**Do this**
Every entry must be repeated exactly. Exclude all pictures.
----- Data for this exercise
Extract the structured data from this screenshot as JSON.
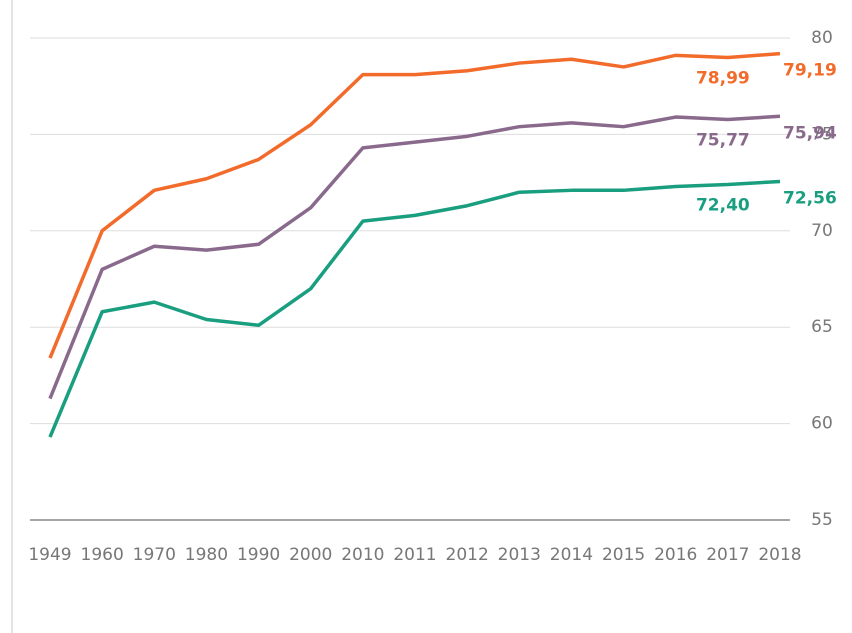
{
  "chart_data": {
    "type": "line",
    "categories": [
      "1949",
      "1960",
      "1970",
      "1980",
      "1990",
      "2000",
      "2010",
      "2011",
      "2012",
      "2013",
      "2014",
      "2015",
      "2016",
      "2017",
      "2018"
    ],
    "series": [
      {
        "color": "#f26b2b",
        "values": [
          63.4,
          70.0,
          72.1,
          72.7,
          73.7,
          75.5,
          78.1,
          78.1,
          78.3,
          78.7,
          78.9,
          78.5,
          79.1,
          78.99,
          79.19
        ],
        "value_labels": [
          null,
          null,
          null,
          null,
          null,
          null,
          null,
          null,
          null,
          null,
          null,
          null,
          null,
          "78,99",
          "79,19"
        ]
      },
      {
        "color": "#8a6a8c",
        "values": [
          61.3,
          68.0,
          69.2,
          69.0,
          69.3,
          71.2,
          74.3,
          74.6,
          74.9,
          75.4,
          75.6,
          75.4,
          75.9,
          75.77,
          75.94
        ],
        "value_labels": [
          null,
          null,
          null,
          null,
          null,
          null,
          null,
          null,
          null,
          null,
          null,
          null,
          null,
          "75,77",
          "75,94"
        ]
      },
      {
        "color": "#1a9e80",
        "values": [
          59.3,
          65.8,
          66.3,
          65.4,
          65.1,
          67.0,
          70.5,
          70.8,
          71.3,
          72.0,
          72.1,
          72.1,
          72.3,
          72.4,
          72.56
        ],
        "value_labels": [
          null,
          null,
          null,
          null,
          null,
          null,
          null,
          null,
          null,
          null,
          null,
          null,
          null,
          "72,40",
          "72,56"
        ]
      }
    ],
    "ylim": [
      55,
      80
    ],
    "yticks": [
      55,
      60,
      65,
      70,
      75,
      80
    ],
    "grid": true
  }
}
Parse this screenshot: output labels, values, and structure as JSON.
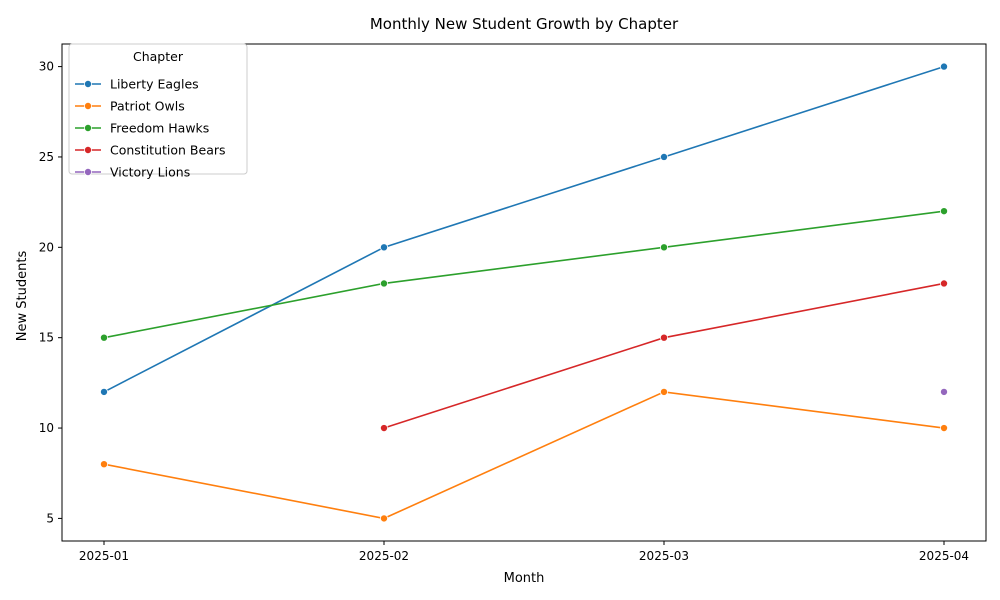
{
  "chart_data": {
    "type": "line",
    "title": "Monthly New Student Growth by Chapter",
    "xlabel": "Month",
    "ylabel": "New Students",
    "categories": [
      "2025-01",
      "2025-02",
      "2025-03",
      "2025-04"
    ],
    "ylim": [
      3.75,
      31.25
    ],
    "yticks": [
      5,
      10,
      15,
      20,
      25,
      30
    ],
    "grid": false,
    "legend": {
      "title": "Chapter",
      "placement": "top-left"
    },
    "series": [
      {
        "name": "Liberty Eagles",
        "color": "#1f77b4",
        "values": [
          12,
          20,
          25,
          30
        ]
      },
      {
        "name": "Patriot Owls",
        "color": "#ff7f0e",
        "values": [
          8,
          5,
          12,
          10
        ]
      },
      {
        "name": "Freedom Hawks",
        "color": "#2ca02c",
        "values": [
          15,
          18,
          20,
          22
        ]
      },
      {
        "name": "Constitution Bears",
        "color": "#d62728",
        "values": [
          null,
          10,
          15,
          18
        ]
      },
      {
        "name": "Victory Lions",
        "color": "#9467bd",
        "values": [
          null,
          null,
          null,
          12
        ]
      }
    ]
  }
}
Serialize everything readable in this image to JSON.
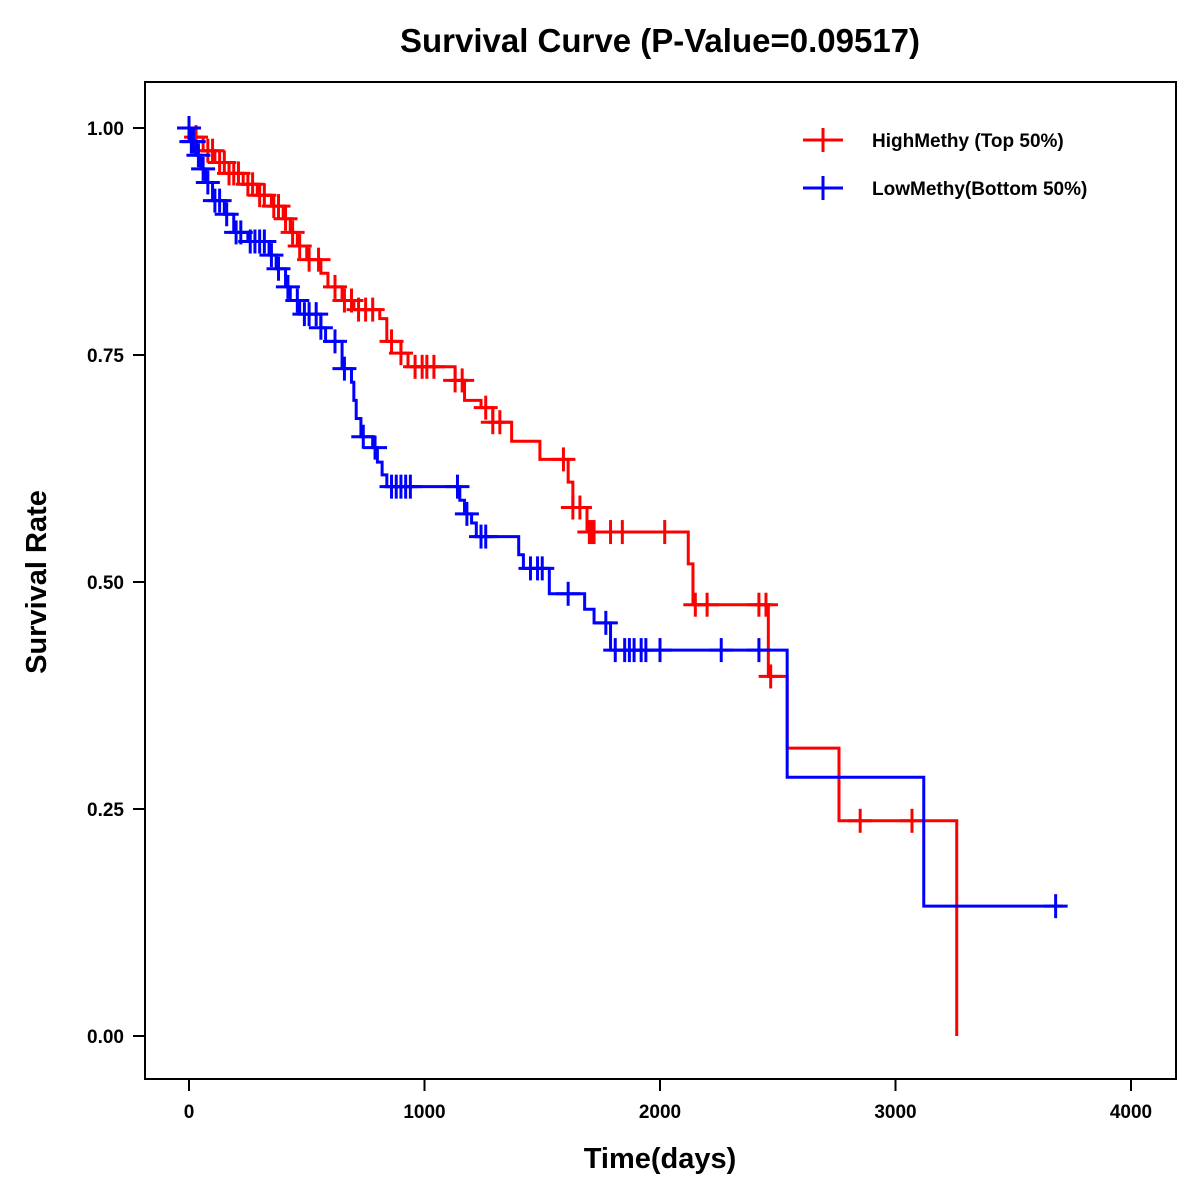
{
  "chart_data": {
    "type": "line",
    "subtype": "kaplan-meier step",
    "title": "Survival Curve (P-Value=0.09517)",
    "xlabel": "Time(days)",
    "ylabel": "Survival Rate",
    "xlim": [
      -200,
      4200
    ],
    "ylim": [
      -0.045,
      1.05
    ],
    "xticks": [
      0,
      1000,
      2000,
      3000,
      4000
    ],
    "xtick_labels": [
      "0",
      "1000",
      "2000",
      "3000",
      "4000"
    ],
    "yticks": [
      0.0,
      0.25,
      0.5,
      0.75,
      1.0
    ],
    "ytick_labels": [
      "0.00",
      "0.25",
      "0.50",
      "0.75",
      "1.00"
    ],
    "grid": false,
    "legend_position": "top-right",
    "series": [
      {
        "name": "HighMethy (Top 50%)",
        "color": "#ff0000",
        "steps": [
          [
            0,
            1.0
          ],
          [
            20,
            0.99
          ],
          [
            60,
            0.975
          ],
          [
            110,
            0.962
          ],
          [
            170,
            0.95
          ],
          [
            230,
            0.938
          ],
          [
            290,
            0.926
          ],
          [
            350,
            0.914
          ],
          [
            400,
            0.9
          ],
          [
            430,
            0.885
          ],
          [
            460,
            0.87
          ],
          [
            500,
            0.855
          ],
          [
            560,
            0.84
          ],
          [
            590,
            0.825
          ],
          [
            650,
            0.81
          ],
          [
            700,
            0.8
          ],
          [
            810,
            0.79
          ],
          [
            840,
            0.765
          ],
          [
            900,
            0.752
          ],
          [
            930,
            0.737
          ],
          [
            1130,
            0.722
          ],
          [
            1170,
            0.7
          ],
          [
            1240,
            0.692
          ],
          [
            1290,
            0.676
          ],
          [
            1370,
            0.655
          ],
          [
            1490,
            0.635
          ],
          [
            1610,
            0.61
          ],
          [
            1630,
            0.582
          ],
          [
            1690,
            0.555
          ],
          [
            2120,
            0.52
          ],
          [
            2140,
            0.475
          ],
          [
            2460,
            0.396
          ],
          [
            2540,
            0.317
          ],
          [
            2760,
            0.237
          ],
          [
            3260,
            0.0
          ]
        ],
        "end_time": 3260,
        "censor_times": [
          30,
          80,
          100,
          130,
          150,
          170,
          190,
          210,
          250,
          270,
          300,
          320,
          360,
          380,
          410,
          440,
          470,
          510,
          550,
          620,
          660,
          690,
          720,
          750,
          780,
          860,
          900,
          960,
          990,
          1010,
          1040,
          1130,
          1160,
          1260,
          1290,
          1320,
          1590,
          1630,
          1660,
          1700,
          1710,
          1720,
          1790,
          1840,
          2020,
          2150,
          2200,
          2420,
          2450,
          2470,
          2850,
          3070
        ]
      },
      {
        "name": "LowMethy(Bottom 50%)",
        "color": "#0000ff",
        "steps": [
          [
            0,
            1.0
          ],
          [
            10,
            0.985
          ],
          [
            30,
            0.97
          ],
          [
            50,
            0.955
          ],
          [
            70,
            0.94
          ],
          [
            100,
            0.92
          ],
          [
            150,
            0.905
          ],
          [
            190,
            0.885
          ],
          [
            250,
            0.875
          ],
          [
            340,
            0.86
          ],
          [
            370,
            0.845
          ],
          [
            410,
            0.825
          ],
          [
            430,
            0.81
          ],
          [
            470,
            0.795
          ],
          [
            560,
            0.78
          ],
          [
            580,
            0.765
          ],
          [
            650,
            0.735
          ],
          [
            690,
            0.72
          ],
          [
            700,
            0.7
          ],
          [
            710,
            0.68
          ],
          [
            730,
            0.66
          ],
          [
            780,
            0.648
          ],
          [
            800,
            0.632
          ],
          [
            820,
            0.618
          ],
          [
            840,
            0.605
          ],
          [
            1150,
            0.59
          ],
          [
            1170,
            0.575
          ],
          [
            1200,
            0.565
          ],
          [
            1220,
            0.55
          ],
          [
            1400,
            0.53
          ],
          [
            1420,
            0.515
          ],
          [
            1530,
            0.487
          ],
          [
            1680,
            0.47
          ],
          [
            1720,
            0.455
          ],
          [
            1790,
            0.425
          ],
          [
            2540,
            0.285
          ],
          [
            3120,
            0.143
          ]
        ],
        "end_time": 3710,
        "censor_times": [
          0,
          10,
          20,
          40,
          60,
          80,
          110,
          130,
          160,
          200,
          220,
          260,
          280,
          300,
          320,
          350,
          380,
          420,
          460,
          490,
          510,
          540,
          560,
          620,
          660,
          740,
          790,
          860,
          880,
          900,
          920,
          940,
          1140,
          1180,
          1240,
          1260,
          1450,
          1480,
          1500,
          1610,
          1770,
          1810,
          1850,
          1870,
          1890,
          1920,
          1940,
          2000,
          2260,
          2420,
          3680
        ]
      }
    ]
  }
}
----------
**The answer**
Extract the structured data from this screenshot as JSON.
{
  "chart_data": {
    "type": "line",
    "categories": [
      "1949",
      "1960",
      "1970",
      "1980",
      "1990",
      "2000",
      "2010",
      "2011",
      "2012",
      "2013",
      "2014",
      "2015",
      "2016",
      "2017",
      "2018"
    ],
    "series": [
      {
        "color": "#f26b2b",
        "values": [
          63.4,
          70.0,
          72.1,
          72.7,
          73.7,
          75.5,
          78.1,
          78.1,
          78.3,
          78.7,
          78.9,
          78.5,
          79.1,
          78.99,
          79.19
        ],
        "value_labels": [
          null,
          null,
          null,
          null,
          null,
          null,
          null,
          null,
          null,
          null,
          null,
          null,
          null,
          "78,99",
          "79,19"
        ]
      },
      {
        "color": "#8a6a8c",
        "values": [
          61.3,
          68.0,
          69.2,
          69.0,
          69.3,
          71.2,
          74.3,
          74.6,
          74.9,
          75.4,
          75.6,
          75.4,
          75.9,
          75.77,
          75.94
        ],
        "value_labels": [
          null,
          null,
          null,
          null,
          null,
          null,
          null,
          null,
          null,
          null,
          null,
          null,
          null,
          "75,77",
          "75,94"
        ]
      },
      {
        "color": "#1a9e80",
        "values": [
          59.3,
          65.8,
          66.3,
          65.4,
          65.1,
          67.0,
          70.5,
          70.8,
          71.3,
          72.0,
          72.1,
          72.1,
          72.3,
          72.4,
          72.56
        ],
        "value_labels": [
          null,
          null,
          null,
          null,
          null,
          null,
          null,
          null,
          null,
          null,
          null,
          null,
          null,
          "72,40",
          "72,56"
        ]
      }
    ],
    "ylim": [
      55,
      80
    ],
    "yticks": [
      55,
      60,
      65,
      70,
      75,
      80
    ],
    "grid": true
  }
}
Parse this screenshot: output labels, values, and structure as JSON.
{
  "chart_data": {
    "type": "line",
    "title": "Monthly New Student Growth by Chapter",
    "xlabel": "Month",
    "ylabel": "New Students",
    "categories": [
      "2025-01",
      "2025-02",
      "2025-03",
      "2025-04"
    ],
    "ylim": [
      3.75,
      31.25
    ],
    "yticks": [
      5,
      10,
      15,
      20,
      25,
      30
    ],
    "grid": false,
    "legend": {
      "title": "Chapter",
      "placement": "top-left"
    },
    "series": [
      {
        "name": "Liberty Eagles",
        "color": "#1f77b4",
        "values": [
          12,
          20,
          25,
          30
        ]
      },
      {
        "name": "Patriot Owls",
        "color": "#ff7f0e",
        "values": [
          8,
          5,
          12,
          10
        ]
      },
      {
        "name": "Freedom Hawks",
        "color": "#2ca02c",
        "values": [
          15,
          18,
          20,
          22
        ]
      },
      {
        "name": "Constitution Bears",
        "color": "#d62728",
        "values": [
          null,
          10,
          15,
          18
        ]
      },
      {
        "name": "Victory Lions",
        "color": "#9467bd",
        "values": [
          null,
          null,
          null,
          12
        ]
      }
    ]
  }
}
Serialize everything readable in this image to JSON.
{
  "chart_data": {
    "type": "line",
    "subtype": "kaplan-meier step",
    "title": "Survival Curve (P-Value=0.09517)",
    "xlabel": "Time(days)",
    "ylabel": "Survival Rate",
    "xlim": [
      -200,
      4200
    ],
    "ylim": [
      -0.045,
      1.05
    ],
    "xticks": [
      0,
      1000,
      2000,
      3000,
      4000
    ],
    "xtick_labels": [
      "0",
      "1000",
      "2000",
      "3000",
      "4000"
    ],
    "yticks": [
      0.0,
      0.25,
      0.5,
      0.75,
      1.0
    ],
    "ytick_labels": [
      "0.00",
      "0.25",
      "0.50",
      "0.75",
      "1.00"
    ],
    "grid": false,
    "legend_position": "top-right",
    "series": [
      {
        "name": "HighMethy (Top 50%)",
        "color": "#ff0000",
        "steps": [
          [
            0,
            1.0
          ],
          [
            20,
            0.99
          ],
          [
            60,
            0.975
          ],
          [
            110,
            0.962
          ],
          [
            170,
            0.95
          ],
          [
            230,
            0.938
          ],
          [
            290,
            0.926
          ],
          [
            350,
            0.914
          ],
          [
            400,
            0.9
          ],
          [
            430,
            0.885
          ],
          [
            460,
            0.87
          ],
          [
            500,
            0.855
          ],
          [
            560,
            0.84
          ],
          [
            590,
            0.825
          ],
          [
            650,
            0.81
          ],
          [
            700,
            0.8
          ],
          [
            810,
            0.79
          ],
          [
            840,
            0.765
          ],
          [
            900,
            0.752
          ],
          [
            930,
            0.737
          ],
          [
            1130,
            0.722
          ],
          [
            1170,
            0.7
          ],
          [
            1240,
            0.692
          ],
          [
            1290,
            0.676
          ],
          [
            1370,
            0.655
          ],
          [
            1490,
            0.635
          ],
          [
            1610,
            0.61
          ],
          [
            1630,
            0.582
          ],
          [
            1690,
            0.555
          ],
          [
            2120,
            0.52
          ],
          [
            2140,
            0.475
          ],
          [
            2460,
            0.396
          ],
          [
            2540,
            0.317
          ],
          [
            2760,
            0.237
          ],
          [
            3260,
            0.0
          ]
        ],
        "end_time": 3260,
        "censor_times": [
          30,
          80,
          100,
          130,
          150,
          170,
          190,
          210,
          250,
          270,
          300,
          320,
          360,
          380,
          410,
          440,
          470,
          510,
          550,
          620,
          660,
          690,
          720,
          750,
          780,
          860,
          900,
          960,
          990,
          1010,
          1040,
          1130,
          1160,
          1260,
          1290,
          1320,
          1590,
          1630,
          1660,
          1700,
          1710,
          1720,
          1790,
          1840,
          2020,
          2150,
          2200,
          2420,
          2450,
          2470,
          2850,
          3070
        ]
      },
      {
        "name": "LowMethy(Bottom 50%)",
        "color": "#0000ff",
        "steps": [
          [
            0,
            1.0
          ],
          [
            10,
            0.985
          ],
          [
            30,
            0.97
          ],
          [
            50,
            0.955
          ],
          [
            70,
            0.94
          ],
          [
            100,
            0.92
          ],
          [
            150,
            0.905
          ],
          [
            190,
            0.885
          ],
          [
            250,
            0.875
          ],
          [
            340,
            0.86
          ],
          [
            370,
            0.845
          ],
          [
            410,
            0.825
          ],
          [
            430,
            0.81
          ],
          [
            470,
            0.795
          ],
          [
            560,
            0.78
          ],
          [
            580,
            0.765
          ],
          [
            650,
            0.735
          ],
          [
            690,
            0.72
          ],
          [
            700,
            0.7
          ],
          [
            710,
            0.68
          ],
          [
            730,
            0.66
          ],
          [
            780,
            0.648
          ],
          [
            800,
            0.632
          ],
          [
            820,
            0.618
          ],
          [
            840,
            0.605
          ],
          [
            1150,
            0.59
          ],
          [
            1170,
            0.575
          ],
          [
            1200,
            0.565
          ],
          [
            1220,
            0.55
          ],
          [
            1400,
            0.53
          ],
          [
            1420,
            0.515
          ],
          [
            1530,
            0.487
          ],
          [
            1680,
            0.47
          ],
          [
            1720,
            0.455
          ],
          [
            1790,
            0.425
          ],
          [
            2540,
            0.285
          ],
          [
            3120,
            0.143
          ]
        ],
        "end_time": 3710,
        "censor_times": [
          0,
          10,
          20,
          40,
          60,
          80,
          110,
          130,
          160,
          200,
          220,
          260,
          280,
          300,
          320,
          350,
          380,
          420,
          460,
          490,
          510,
          540,
          560,
          620,
          660,
          740,
          790,
          860,
          880,
          900,
          920,
          940,
          1140,
          1180,
          1240,
          1260,
          1450,
          1480,
          1500,
          1610,
          1770,
          1810,
          1850,
          1870,
          1890,
          1920,
          1940,
          2000,
          2260,
          2420,
          3680
        ]
      }
    ]
  }
}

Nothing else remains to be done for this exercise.